▶ _TASK REQUIREMENTS_: Where a line in the listing below contains the word "this", copy that line.
'''
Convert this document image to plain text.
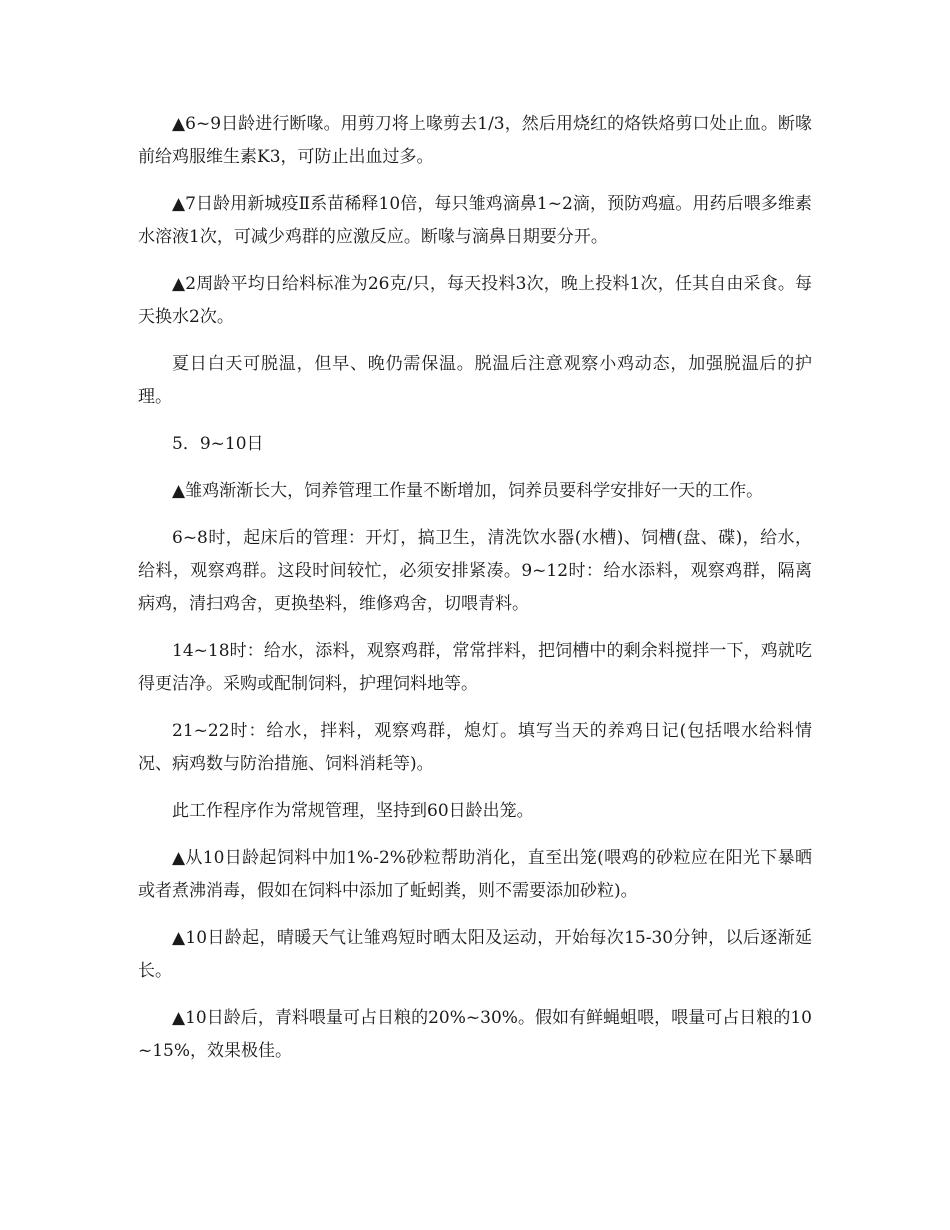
▲6~9日龄进行断喙。用剪刀将上喙剪去1/3，然后用烧红的烙铁烙剪口处止血。断喙前给鸡服维生素K3，可防止出血过多。

▲7日龄用新城疫Ⅱ系苗稀释10倍，每只雏鸡滴鼻1~2滴，预防鸡瘟。用药后喂多维素水溶液1次，可减少鸡群的应激反应。断喙与滴鼻日期要分开。

▲2周龄平均日给料标准为26克/只，每天投料3次，晚上投料1次，任其自由采食。每天换水2次。

夏日白天可脱温，但早、晚仍需保温。脱温后注意观察小鸡动态，加强脱温后的护理。

5．9~10日

▲雏鸡渐渐长大，饲养管理工作量不断增加，饲养员要科学安排好一天的工作。

6~8时，起床后的管理：开灯，搞卫生，清洗饮水器(水槽)、饲槽(盘、碟)，给水，给料，观察鸡群。这段时间较忙，必须安排紧凑。9~12时：给水添料，观察鸡群，隔离病鸡，清扫鸡舍，更换垫料，维修鸡舍，切喂青料。

14~18时：给水，添料，观察鸡群，常常拌料，把饲槽中的剩余料搅拌一下，鸡就吃得更洁净。采购或配制饲料，护理饲料地等。

21~22时：给水，拌料，观察鸡群，熄灯。填写当天的养鸡日记(包括喂水给料情况、病鸡数与防治措施、饲料消耗等)。

此工作程序作为常规管理，坚持到60日龄出笼。

▲从10日龄起饲料中加1%-2%砂粒帮助消化，直至出笼(喂鸡的砂粒应在阳光下暴晒或者煮沸消毒，假如在饲料中添加了蚯蚓粪，则不需要添加砂粒)。

▲10日龄起，晴暖天气让雏鸡短时晒太阳及运动，开始每次15-30分钟，以后逐渐延长。

▲10日龄后，青料喂量可占日粮的20%~30%。假如有鲜蝇蛆喂，喂量可占日粮的10~15%，效果极佳。
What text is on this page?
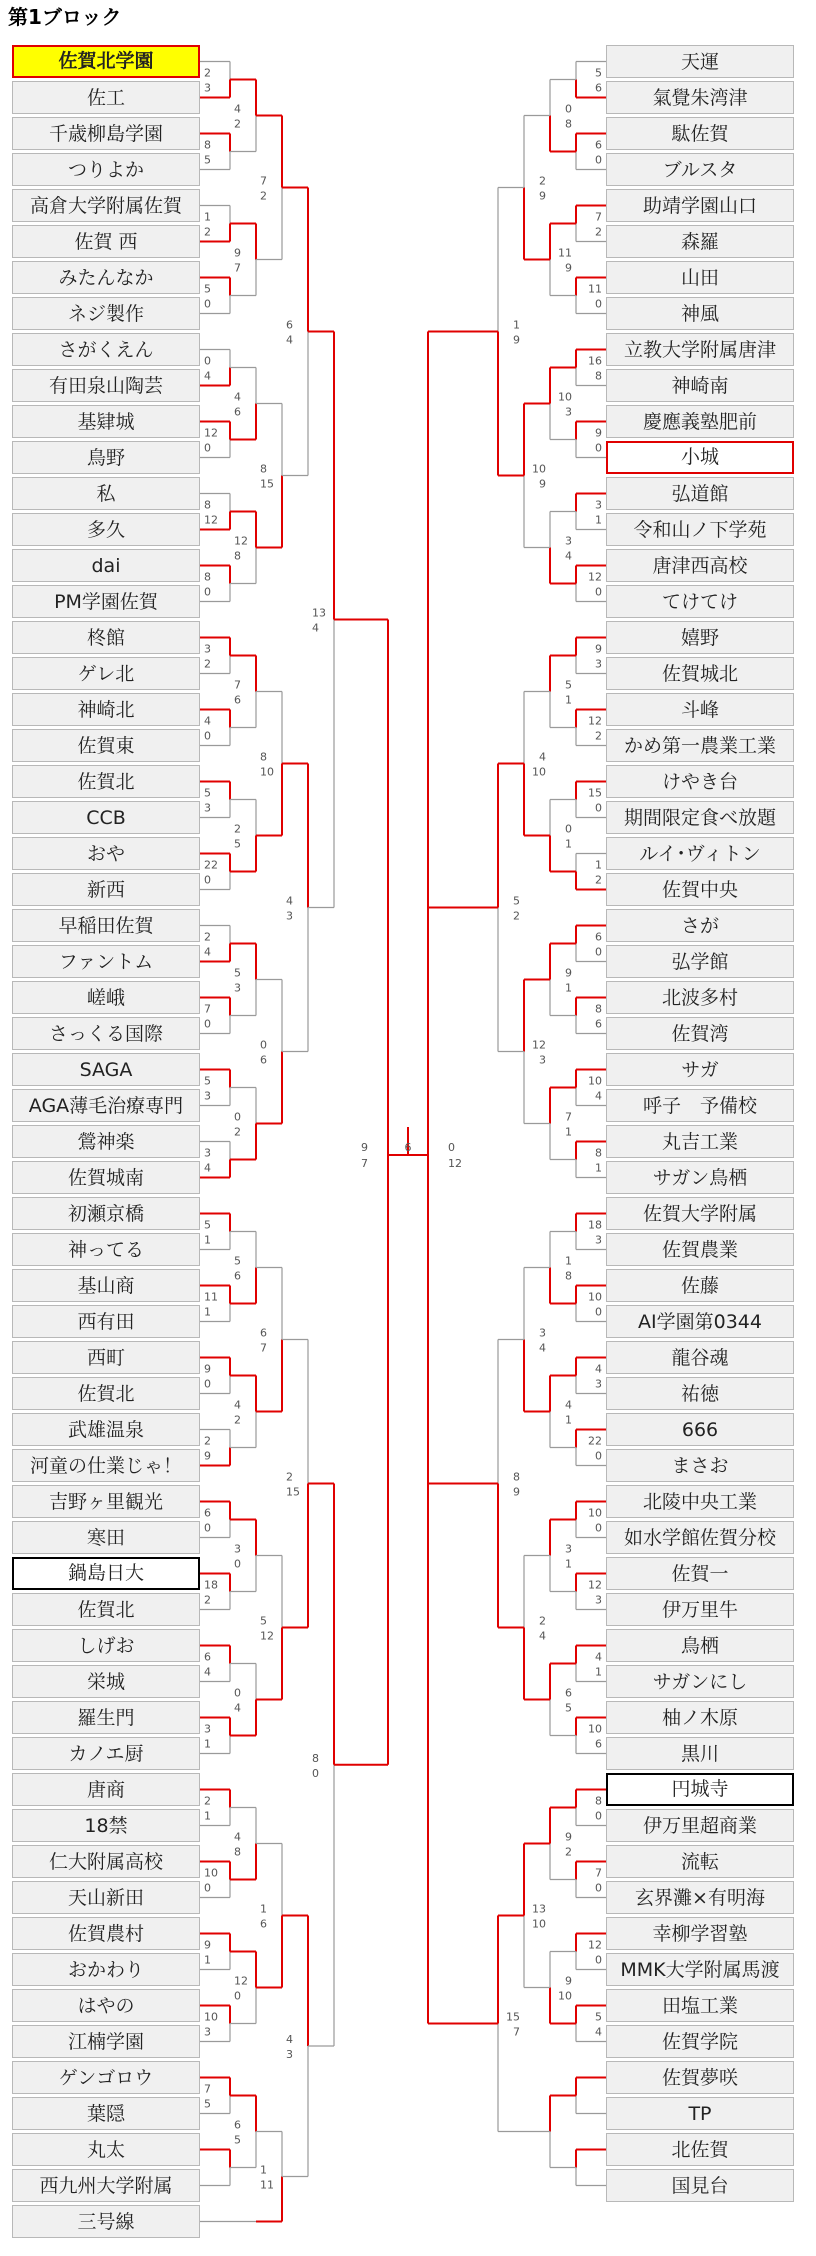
第1ブロック
2
3
8
5
1
2
5
0
0
4
12
0
8
12
8
0
3
2
4
0
5
3
22
0
2
4
7
0
5
3
3
4
5
1
11
1
9
0
2
9
6
0
18
2
6
4
3
1
2
1
10
0
9
1
10
3
7
5
4
2
9
7
4
6
12
8
7
6
2
5
5
3
0
2
5
6
4
2
3
0
0
4
4
8
12
0
6
5
7
2
8
15
8
10
0
6
6
7
5
12
1
6
1
11
6
4
4
3
2
15
4
3
13
4
8
0
5
6
6
0
7
2
11
0
16
8
9
0
3
1
12
0
9
3
12
2
15
0
1
2
6
0
8
6
10
4
8
1
18
3
10
0
4
3
22
0
10
0
12
3
4
1
10
6
8
0
7
0
12
0
5
4
0
8
11
9
10
3
3
4
5
1
0
1
9
1
7
1
1
8
4
1
3
1
6
5
9
2
9
10
2
9
10
9
4
10
12
3
3
4
2
4
13
10
1
9
5
2
8
9
15
7
9
7
6	0
12
佐賀北学園
佐工
千歳柳島学園
つりよか
高倉大学附属佐賀
佐賀 西
みたんなか
ネジ製作
さがくえん
有田泉山陶芸
基肄城
鳥野
私
多久
dai
PM学園佐賀
柊館
ゲレ北
神崎北
佐賀東
佐賀北
CCB
おや
新西
早稲田佐賀
ファントム
嵯峨
さっくる国際
SAGA
AGA薄毛治療専門
鶯神楽
佐賀城南
初瀬京橋
神ってる
基山商
西有田
西町
佐賀北
武雄温泉
河童の仕業じゃ！
吉野ヶ里観光
寒田
鍋島日大
佐賀北
しげお
栄城
羅生門
カノエ厨
唐商
18禁
仁大附属高校
天山新田
佐賀農村
おかわり
はやの
江楠学園
ゲンゴロウ
葉隠
丸太
西九州大学附属
三号線
天運
氣覺朱湾津
駄佐賀
ブルスタ
助靖学園山口
森羅
山田
神風
立教大学附属唐津
神崎南
慶應義塾肥前
小城
弘道館
令和山ノ下学苑
唐津西高校
てけてけ
嬉野
佐賀城北
斗峰
かめ第一農業工業
けやき台
期間限定食べ放題
ルイ･ヴィトン
佐賀中央
さが
弘学館
北波多村
佐賀湾
サガ
呼子　予備校
丸吉工業
サガン鳥栖
佐賀大学附属
佐賀農業
佐藤
AI学園第0344
龍谷魂
祐徳
666
まさお
北陵中央工業
如水学館佐賀分校
佐賀一
伊万里牛
鳥栖
サガンにし
柚ノ木原
黒川
円城寺
伊万里超商業
流転
玄界灘×有明海
幸柳学習塾
MMK大学附属馬渡
田塩工業
佐賀学院
佐賀夢咲
TP
北佐賀
国見台
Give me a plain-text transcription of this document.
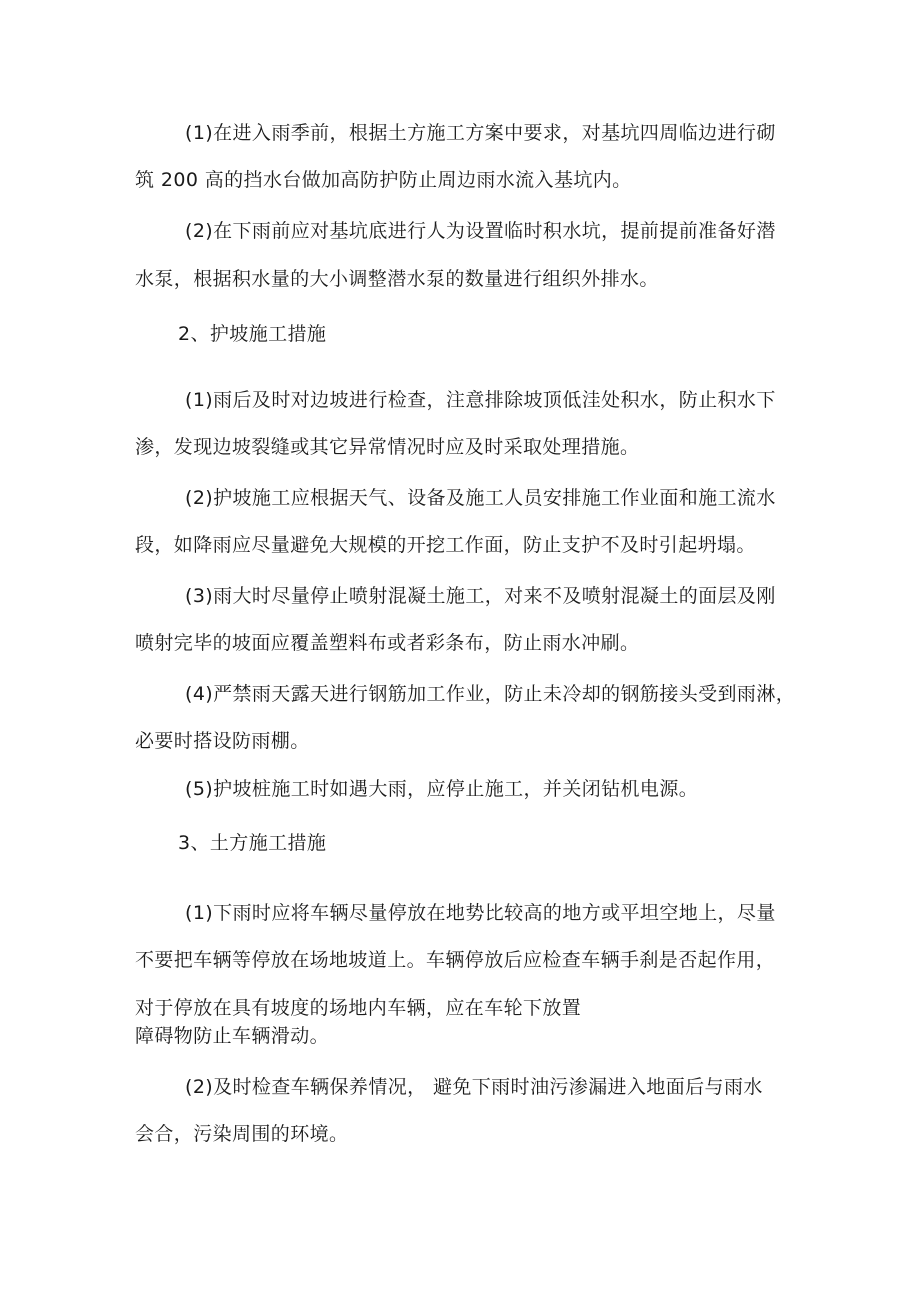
(1)在进入雨季前，根据土方施工方案中要求，对基坑四周临边进行砌
筑 200 高的挡水台做加高防护防止周边雨水流入基坑内。
(2)在下雨前应对基坑底进行人为设置临时积水坑，提前提前准备好潜
水泵，根据积水量的大小调整潜水泵的数量进行组织外排水。
2、护坡施工措施
(1)雨后及时对边坡进行检查，注意排除坡顶低洼处积水，防止积水下
渗，发现边坡裂缝或其它异常情况时应及时采取处理措施。
(2)护坡施工应根据天气、设备及施工人员安排施工作业面和施工流水
段，如降雨应尽量避免大规模的开挖工作面，防止支护不及时引起坍塌。
(3)雨大时尽量停止喷射混凝土施工，对来不及喷射混凝土的面层及刚
喷射完毕的坡面应覆盖塑料布或者彩条布，防止雨水冲刷。
(4)严禁雨天露天进行钢筋加工作业，防止未冷却的钢筋接头受到雨淋，
必要时搭设防雨棚。
(5)护坡桩施工时如遇大雨，应停止施工，并关闭钻机电源。
3、土方施工措施
(1)下雨时应将车辆尽量停放在地势比较高的地方或平坦空地上，尽量
不要把车辆等停放在场地坡道上。车辆停放后应检查车辆手刹是否起作用，
对于停放在具有坡度的场地内车辆，应在车轮下放置
障碍物防止车辆滑动。
(2)及时检查车辆保养情况， 避免下雨时油污渗漏进入地面后与雨水
会合，污染周围的环境。
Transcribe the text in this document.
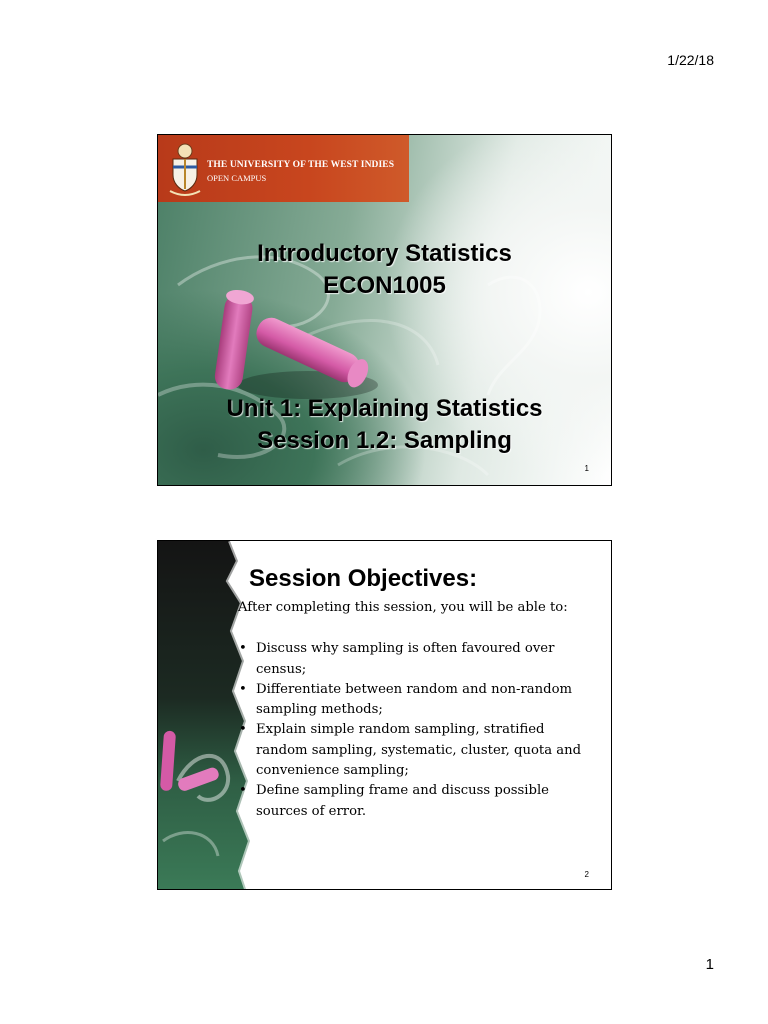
1/22/18
THE UNIVERSITY OF THE WEST INDIES
OPEN CAMPUS
Introductory Statistics
ECON1005
Unit 1: Explaining Statistics
Session 1.2: Sampling
1
Session Objectives:

After completing this session, you will be able to:

• Discuss why sampling is often favoured over census;
• Differentiate between random and non-random sampling methods;
• Explain simple random sampling, stratified random sampling, systematic, cluster, quota and convenience sampling;
• Define sampling frame and discuss possible sources of error.
2
1
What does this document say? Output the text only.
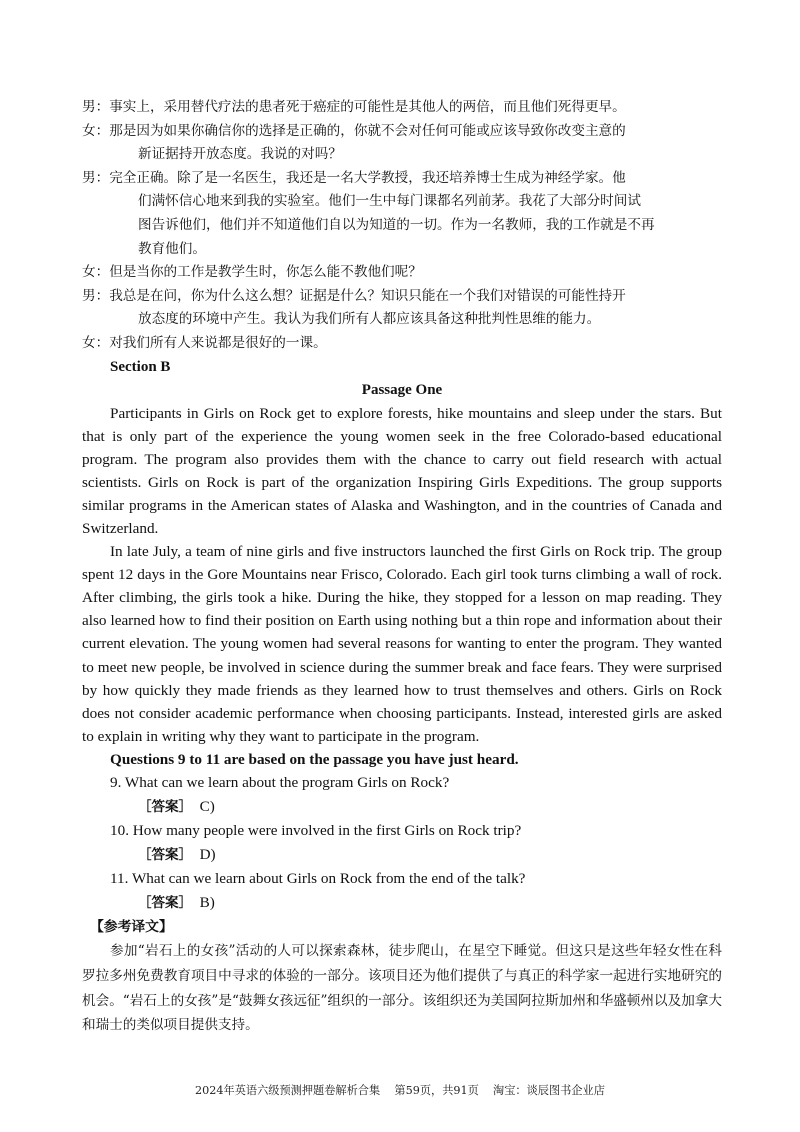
男：事实上，采用替代疗法的患者死于癌症的可能性是其他人的两倍，而且他们死得更早。
女：那是因为如果你确信你的选择是正确的，你就不会对任何可能或应该导致你改变主意的
新证据持开放态度。我说的对吗？
男：完全正确。除了是一名医生，我还是一名大学教授，我还培养博士生成为神经学家。他
们满怀信心地来到我的实验室。他们一生中每门课都名列前茅。我花了大部分时间试
图告诉他们，他们并不知道他们自以为知道的一切。作为一名教师，我的工作就是不再
教育他们。
女：但是当你的工作是教学生时，你怎么能不教他们呢？
男：我总是在问，你为什么这么想？证据是什么？知识只能在一个我们对错误的可能性持开
放态度的环境中产生。我认为我们所有人都应该具备这种批判性思维的能力。
女：对我们所有人来说都是很好的一课。

Section B

Passage One

Participants in Girls on Rock get to explore forests, hike mountains and sleep under the stars. But that is only part of the experience the young women seek in the free Colorado-based educational program. The program also provides them with the chance to carry out field research with actual scientists. Girls on Rock is part of the organization Inspiring Girls Expeditions. The group supports similar programs in the American states of Alaska and Washington, and in the countries of Canada and Switzerland.

In late July, a team of nine girls and five instructors launched the first Girls on Rock trip. The group spent 12 days in the Gore Mountains near Frisco, Colorado. Each girl took turns climbing a wall of rock. After climbing, the girls took a hike. During the hike, they stopped for a lesson on map reading. They also learned how to find their position on Earth using nothing but a thin rope and information about their current elevation. The young women had several reasons for wanting to enter the program. They wanted to meet new people, be involved in science during the summer break and face fears. They were surprised by how quickly they made friends as they learned how to trust themselves and others. Girls on Rock does not consider academic performance when choosing participants. Instead, interested girls are asked to explain in writing why they want to participate in the program.

Questions 9 to 11 are based on the passage you have just heard.

9. What can we learn about the program Girls on Rock?

［答案］ C)

10. How many people were involved in the first Girls on Rock trip?

［答案］ D)

11. What can we learn about Girls on Rock from the end of the talk?

［答案］ B)

【参考译文】

参加“岩石上的女孩”活动的人可以探索森林，徒步爬山，在星空下睡觉。但这只是这些年轻女性在科罗拉多州免费教育项目中寻求的体验的一部分。该项目还为他们提供了与真正的科学家一起进行实地研究的机会。“岩石上的女孩”是“鼓舞女孩远征”组织的一部分。该组织还为美国阿拉斯加州和华盛顿州以及加拿大和瑞士的类似项目提供支持。

2024年英语六级预测押题卷解析合集 第59页，共91页 淘宝：谈辰图书企业店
'''
▶ _SOLUTION TO THE PROBLEM_:
Convert this document image to plain text.
What text is on this page?
Give me a plain-text transcription of this document.
Transcribe the text in this document.
After completing this session, you will be able to:
What does this document say? Output the text only.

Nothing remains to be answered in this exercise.